To do:
Copy out each line exactly; pictures stay out of the copy.

Stored data

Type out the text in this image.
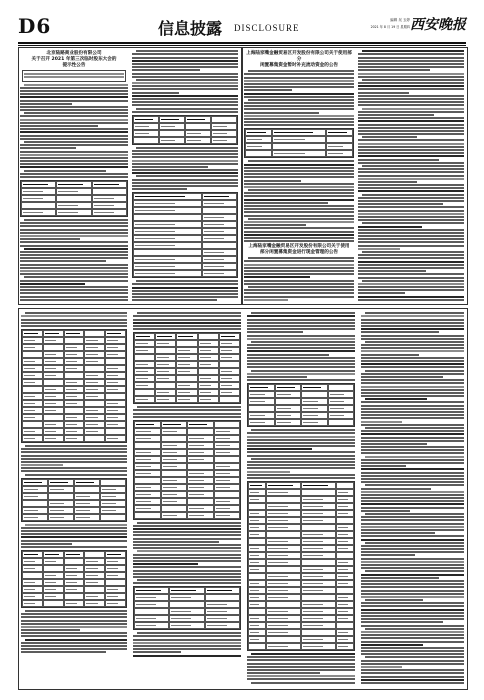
D6	信息披露 DISCLOSURE
编辑 吴 玉婷
2021 年 8 月 19 日 星期四 西安晚报
北京陆路商业股份有限公司
关于召开 2021 年第三次临时股东大会的
提示性公告
上海陆家嘴金融贸易区开发股份有限公司关于使用部分
闲置募集资金暂时补充流动资金的公告
上海陆家嘴金融贸易区开发股份有限公司关于使用
部分闲置募集资金进行现金管理的公告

Solution for this problem:
Type out the text in this image.
D6	信息披露 DISCLOSURE
编辑 吴 玉婷
2021 年 8 月 19 日 星期四 西安晚报
北京陆路商业股份有限公司
关于召开 2021 年第三次临时股东大会的
提示性公告
上海陆家嘴金融贸易区开发股份有限公司关于使用部分
闲置募集资金暂时补充流动资金的公告
上海陆家嘴金融贸易区开发股份有限公司关于使用
部分闲置募集资金进行现金管理的公告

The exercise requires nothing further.